--- begin Data for the task ---
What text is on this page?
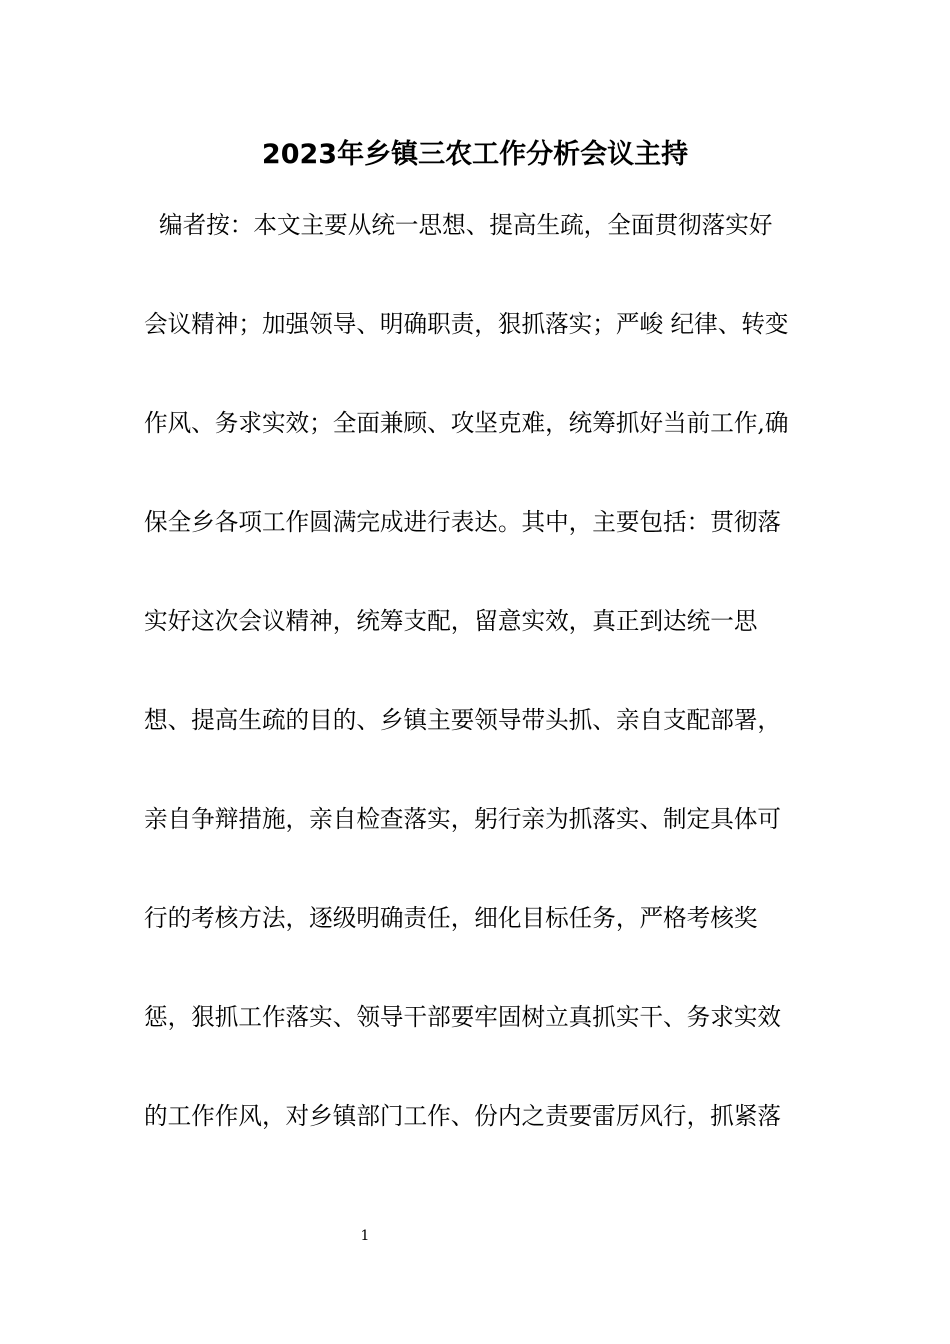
2023年乡镇三农工作分析会议主持
编者按：本文主要从统一思想、提高生疏，全面贯彻落实好
会议精神；加强领导、明确职责，狠抓落实；严峻 纪律、转变
作风、务求实效；全面兼顾、攻坚克难，统筹抓好当前工作,确
保全乡各项工作圆满完成进行表达。其中，主要包括：贯彻落
实好这次会议精神，统筹支配，留意实效，真正到达统一思
想、提高生疏的目的、乡镇主要领导带头抓、亲自支配部署，
亲自争辩措施，亲自检查落实，躬行亲为抓落实、制定具体可
行的考核方法，逐级明确责任，细化目标任务，严格考核奖
惩，狠抓工作落实、领导干部要牢固树立真抓实干、务求实效
的工作作风，对乡镇部门工作、份内之责要雷厉风行，抓紧落
1
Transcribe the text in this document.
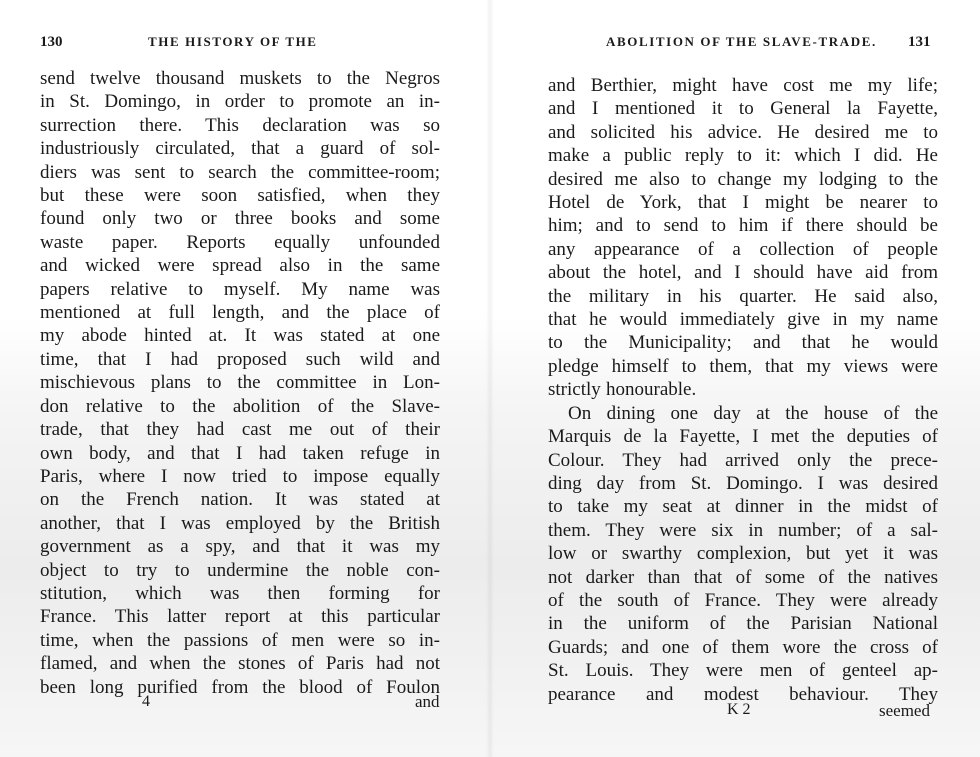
130	THE HISTORY OF THE
send twelve thousand muskets to the Negros
in St. Domingo, in order to promote an in-
surrection there. This declaration was so
industriously circulated, that a guard of sol-
diers was sent to search the committee-room;
but these were soon satisfied, when they
found only two or three books and some
waste paper. Reports equally unfounded
and wicked were spread also in the same
papers relative to myself. My name was
mentioned at full length, and the place of
my abode hinted at. It was stated at one
time, that I had proposed such wild and
mischievous plans to the committee in Lon-
don relative to the abolition of the Slave-
trade, that they had cast me out of their
own body, and that I had taken refuge in
Paris, where I now tried to impose equally
on the French nation. It was stated at
another, that I was employed by the British
government as a spy, and that it was my
object to try to undermine the noble con-
stitution, which was then forming for
France. This latter report at this particular
time, when the passions of men were so in-
flamed, and when the stones of Paris had not
been long purified from the blood of Foulon
4	and
ABOLITION OF THE SLAVE-TRADE. 131
and Berthier, might have cost me my life;
and I mentioned it to General la Fayette,
and solicited his advice. He desired me to
make a public reply to it: which I did. He
desired me also to change my lodging to the
Hotel de York, that I might be nearer to
him; and to send to him if there should be
any appearance of a collection of people
about the hotel, and I should have aid from
the military in his quarter. He said also,
that he would immediately give in my name
to the Municipality; and that he would
pledge himself to them, that my views were
strictly honourable.
On dining one day at the house of the
Marquis de la Fayette, I met the deputies of
Colour. They had arrived only the prece-
ding day from St. Domingo. I was desired
to take my seat at dinner in the midst of
them. They were six in number; of a sal-
low or swarthy complexion, but yet it was
not darker than that of some of the natives
of the south of France. They were already
in the uniform of the Parisian National
Guards; and one of them wore the cross of
St. Louis. They were men of genteel ap-
pearance and modest behaviour. They
K 2	seemed
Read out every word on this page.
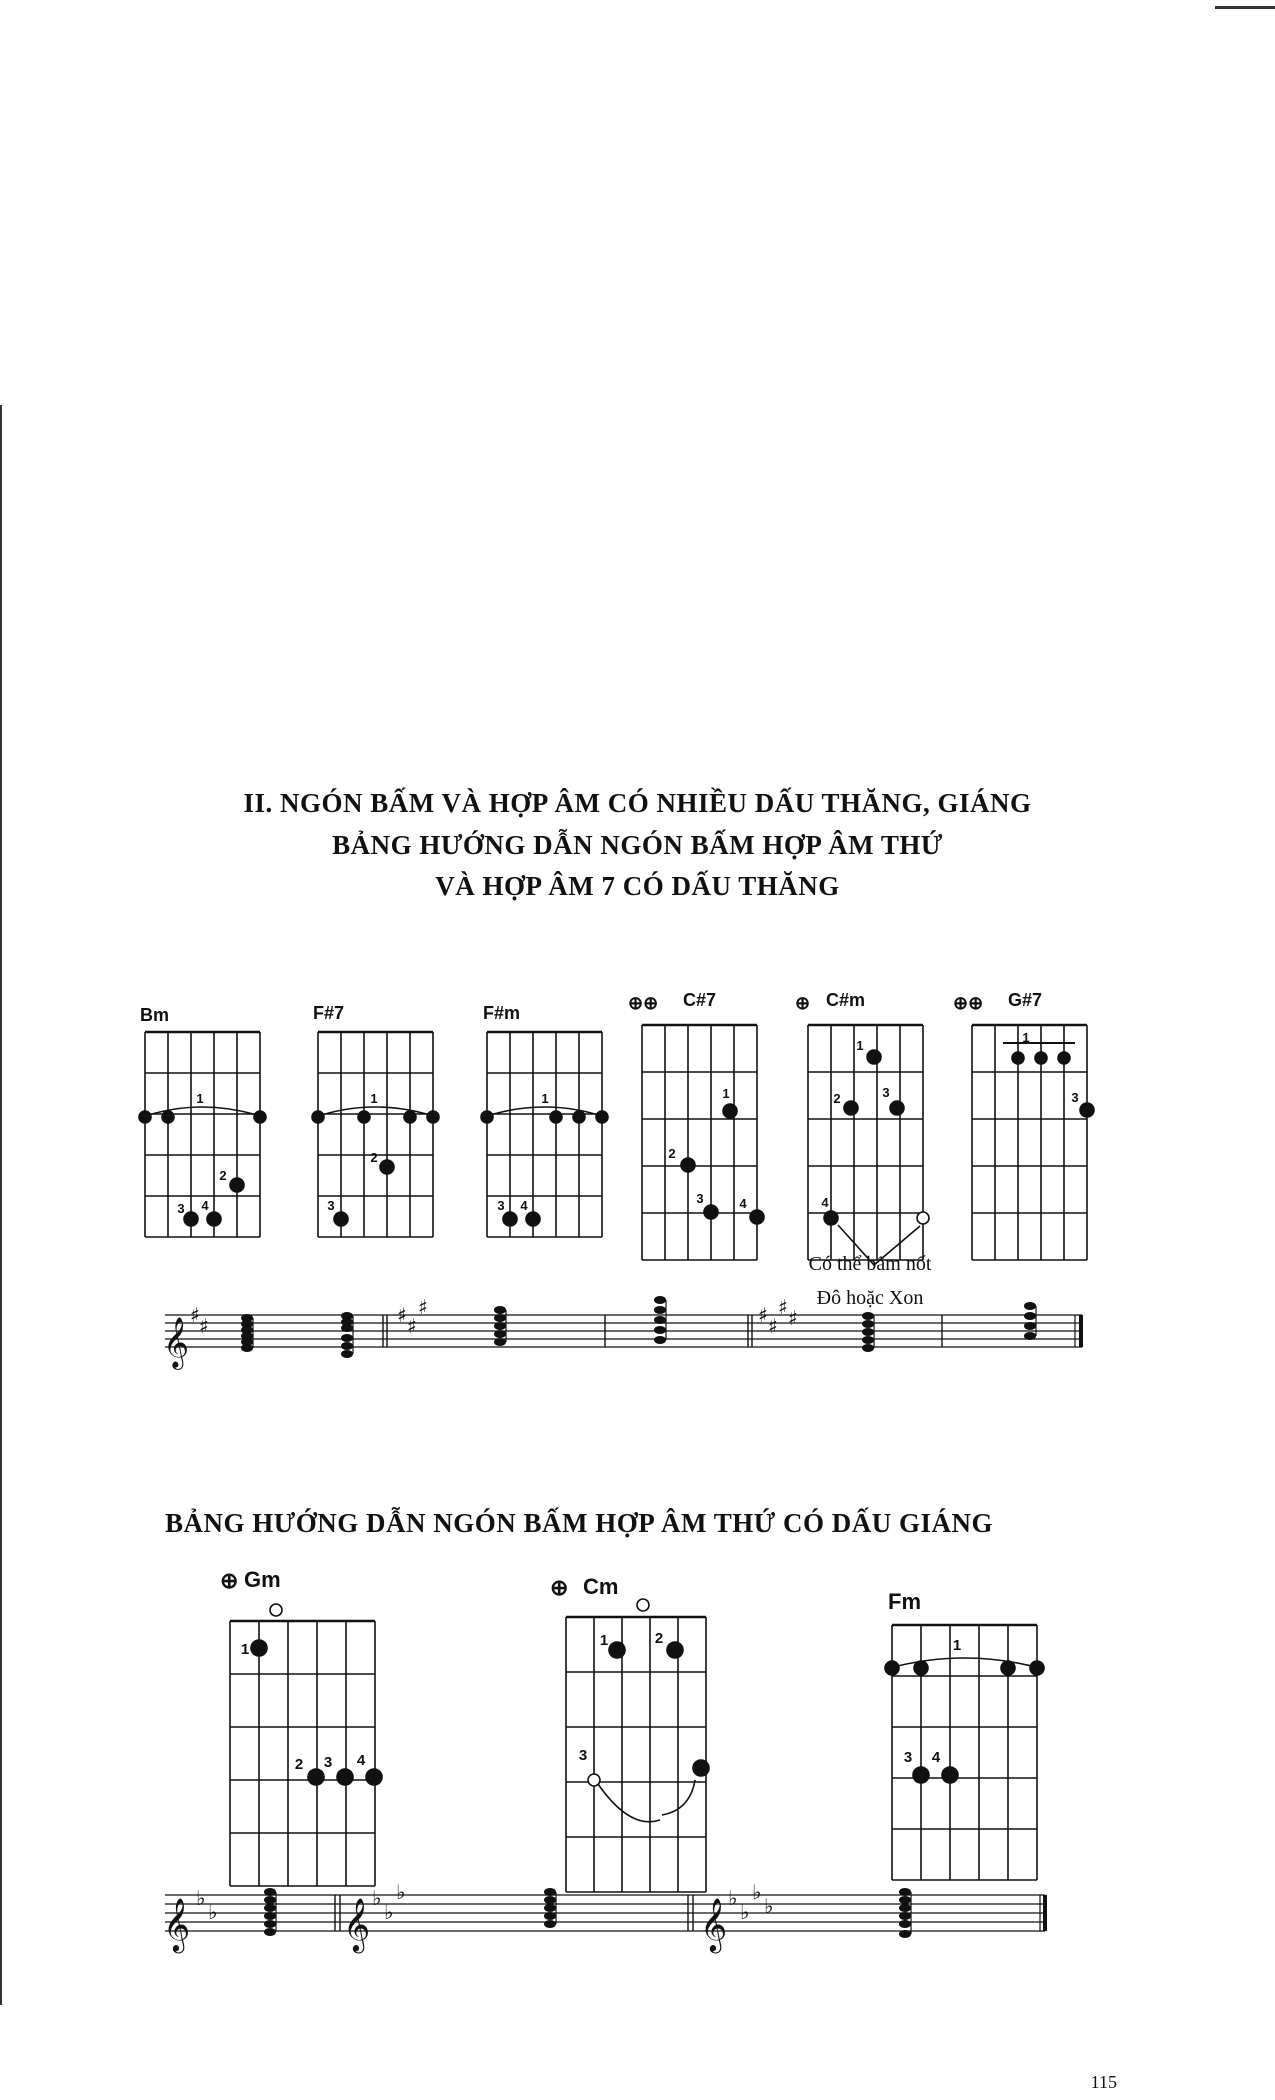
II. NGÓN BẤM VÀ HỢP ÂM CÓ NHIỀU DẤU THĂNG, GIÁNG
BẢNG HƯỚNG DẪN NGÓN BẤM HỢP ÂM THỨ
VÀ HỢP ÂM 7 CÓ DẤU THĂNG
Bm	F#7	F#m	⊕⊕ C#7	⊕ C#m	⊕⊕ G#7
Có thể bấm nốt
Đô hoặc Xon
BẢNG HƯỚNG DẪN NGÓN BẤM HỢP ÂM THỨ CÓ DẤU GIÁNG
⊕ Gm	⊕ Cm
Fm
115
1
2
3 4
1
2
3
1
3 4
1
2
3	4
1
2	3
4
1
3
1
2 3 4
1	2
3
1
3 4
𝄞
♯ ♯	♯ ♯
♯	♯ ♯
♯ ♯
𝄞 ♭
♭	𝄞 ♭
♭
♭
𝄞 ♭
♭
♭
♭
--- end Data for the task ---
● Problem to solve:
Reproduce word for word the lines running from the line with "Read out every word on this page." through the end of the data, both included, and nothing else; leave out the pictures.

● Answer to the task:
Read out every word on this page.
II. NGÓN BẤM VÀ HỢP ÂM CÓ NHIỀU DẤU THĂNG, GIÁNG
BẢNG HƯỚNG DẪN NGÓN BẤM HỢP ÂM THỨ
VÀ HỢP ÂM 7 CÓ DẤU THĂNG
Bm	F#7	F#m	⊕⊕ C#7	⊕ C#m	⊕⊕ G#7
Có thể bấm nốt
Đô hoặc Xon
BẢNG HƯỚNG DẪN NGÓN BẤM HỢP ÂM THỨ CÓ DẤU GIÁNG
⊕ Gm	⊕ Cm
Fm
115
1
2
3 4
1
2
3
1
3 4
1
2
3	4
1
2	3
4
1
3
1
2 3 4
1	2
3
1
3 4
𝄞
♯ ♯	♯ ♯
♯	♯ ♯
♯ ♯
𝄞 ♭
♭	𝄞 ♭
♭
♭
𝄞 ♭
♭
♭
♭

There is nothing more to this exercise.